Extracted data entries
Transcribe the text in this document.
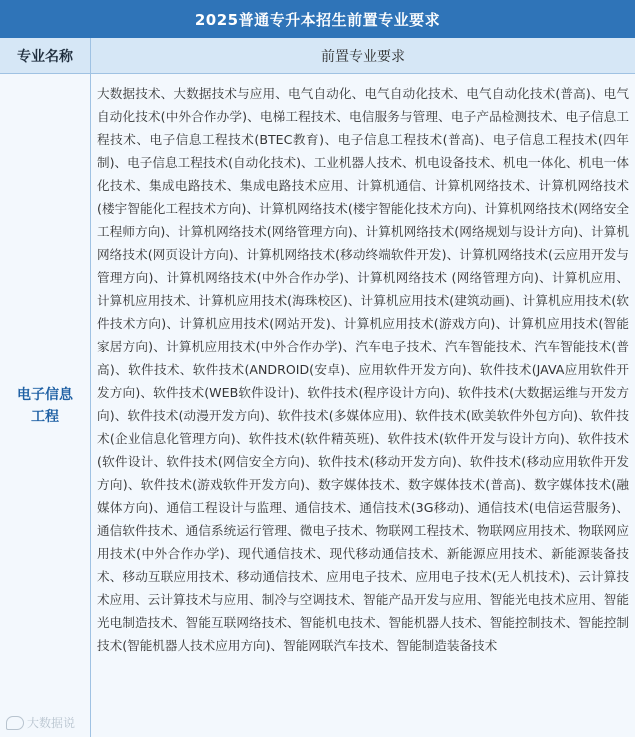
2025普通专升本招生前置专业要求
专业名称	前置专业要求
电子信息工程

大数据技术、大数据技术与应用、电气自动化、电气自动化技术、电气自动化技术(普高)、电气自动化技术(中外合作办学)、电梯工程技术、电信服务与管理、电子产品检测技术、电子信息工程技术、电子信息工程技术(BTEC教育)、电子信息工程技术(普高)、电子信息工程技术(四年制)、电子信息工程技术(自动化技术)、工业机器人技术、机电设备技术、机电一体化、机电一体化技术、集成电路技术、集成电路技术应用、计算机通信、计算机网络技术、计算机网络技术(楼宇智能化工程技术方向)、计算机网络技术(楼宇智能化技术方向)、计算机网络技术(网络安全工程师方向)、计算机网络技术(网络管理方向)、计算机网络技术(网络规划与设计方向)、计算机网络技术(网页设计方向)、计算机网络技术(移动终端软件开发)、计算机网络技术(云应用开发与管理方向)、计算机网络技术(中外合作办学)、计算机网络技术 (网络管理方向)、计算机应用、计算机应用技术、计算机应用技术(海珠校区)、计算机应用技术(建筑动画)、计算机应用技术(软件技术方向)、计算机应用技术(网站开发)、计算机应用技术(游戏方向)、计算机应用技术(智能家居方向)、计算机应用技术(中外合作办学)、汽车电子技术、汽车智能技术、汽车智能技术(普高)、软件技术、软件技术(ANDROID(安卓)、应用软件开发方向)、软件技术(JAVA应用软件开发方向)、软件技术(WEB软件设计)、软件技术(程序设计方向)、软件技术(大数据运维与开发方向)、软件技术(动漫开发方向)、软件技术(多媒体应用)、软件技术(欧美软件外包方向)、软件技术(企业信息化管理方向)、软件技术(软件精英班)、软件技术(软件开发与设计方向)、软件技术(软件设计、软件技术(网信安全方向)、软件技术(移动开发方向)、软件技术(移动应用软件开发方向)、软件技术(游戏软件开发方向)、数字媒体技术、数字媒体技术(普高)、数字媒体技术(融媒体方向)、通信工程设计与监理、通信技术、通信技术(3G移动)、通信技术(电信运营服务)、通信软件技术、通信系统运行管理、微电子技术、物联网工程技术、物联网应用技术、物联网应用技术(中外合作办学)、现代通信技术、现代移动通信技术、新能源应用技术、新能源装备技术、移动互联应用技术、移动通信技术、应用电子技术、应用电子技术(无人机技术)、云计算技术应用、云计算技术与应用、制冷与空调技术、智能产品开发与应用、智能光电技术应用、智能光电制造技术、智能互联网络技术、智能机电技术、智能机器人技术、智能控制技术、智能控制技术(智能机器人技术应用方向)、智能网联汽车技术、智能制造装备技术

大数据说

* * *

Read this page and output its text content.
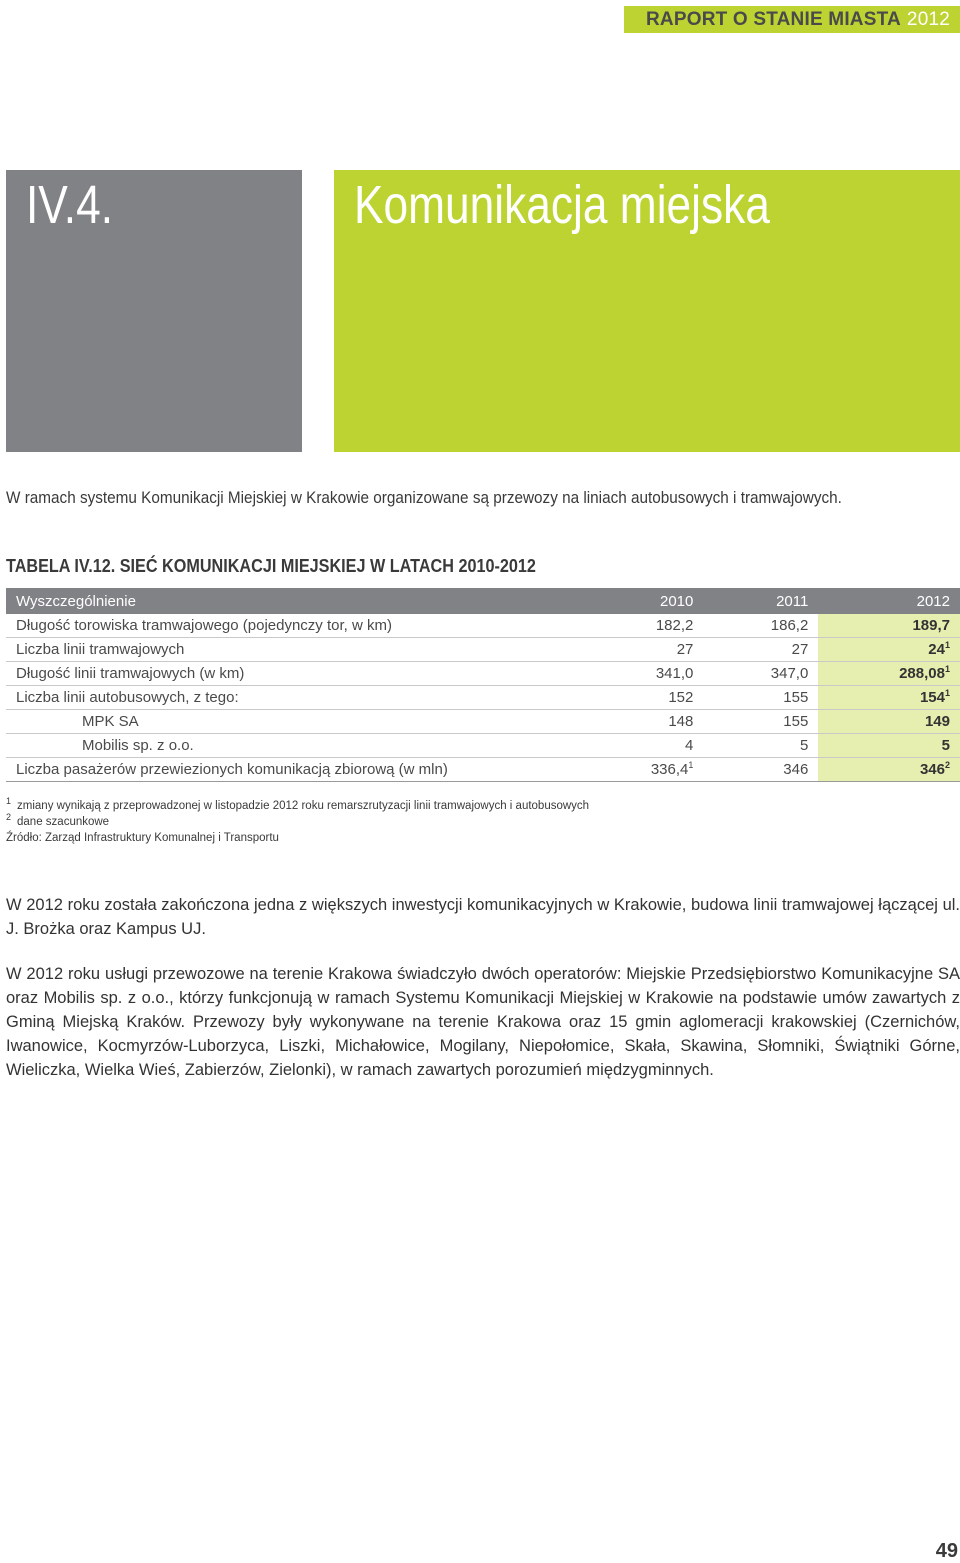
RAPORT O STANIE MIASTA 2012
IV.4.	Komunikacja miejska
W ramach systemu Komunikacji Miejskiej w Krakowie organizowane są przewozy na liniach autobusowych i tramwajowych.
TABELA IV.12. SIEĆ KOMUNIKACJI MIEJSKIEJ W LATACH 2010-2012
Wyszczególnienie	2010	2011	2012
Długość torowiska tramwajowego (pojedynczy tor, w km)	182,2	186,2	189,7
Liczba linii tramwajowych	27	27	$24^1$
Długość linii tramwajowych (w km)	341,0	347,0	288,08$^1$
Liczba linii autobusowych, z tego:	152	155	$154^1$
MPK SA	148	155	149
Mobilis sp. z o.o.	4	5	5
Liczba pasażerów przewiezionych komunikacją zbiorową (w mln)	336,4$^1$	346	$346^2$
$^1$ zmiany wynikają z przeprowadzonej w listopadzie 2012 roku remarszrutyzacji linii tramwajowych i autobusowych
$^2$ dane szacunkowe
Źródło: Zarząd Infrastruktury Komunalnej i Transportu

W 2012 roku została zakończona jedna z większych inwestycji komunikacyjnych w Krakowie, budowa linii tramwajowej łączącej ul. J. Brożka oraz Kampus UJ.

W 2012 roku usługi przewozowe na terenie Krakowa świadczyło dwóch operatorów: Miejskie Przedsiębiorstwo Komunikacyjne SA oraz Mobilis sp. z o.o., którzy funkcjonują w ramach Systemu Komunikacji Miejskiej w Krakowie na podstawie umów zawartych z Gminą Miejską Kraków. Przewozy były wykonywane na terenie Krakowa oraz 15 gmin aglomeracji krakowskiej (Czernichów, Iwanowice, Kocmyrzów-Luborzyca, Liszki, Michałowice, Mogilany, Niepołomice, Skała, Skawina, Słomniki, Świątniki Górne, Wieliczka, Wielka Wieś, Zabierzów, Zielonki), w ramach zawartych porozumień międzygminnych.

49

▶ [The problem] Report every line in the data above in which the word "this" appears.

▶ [Exercise answer]
Transcribe the text in this document.
Read this page and output its text content.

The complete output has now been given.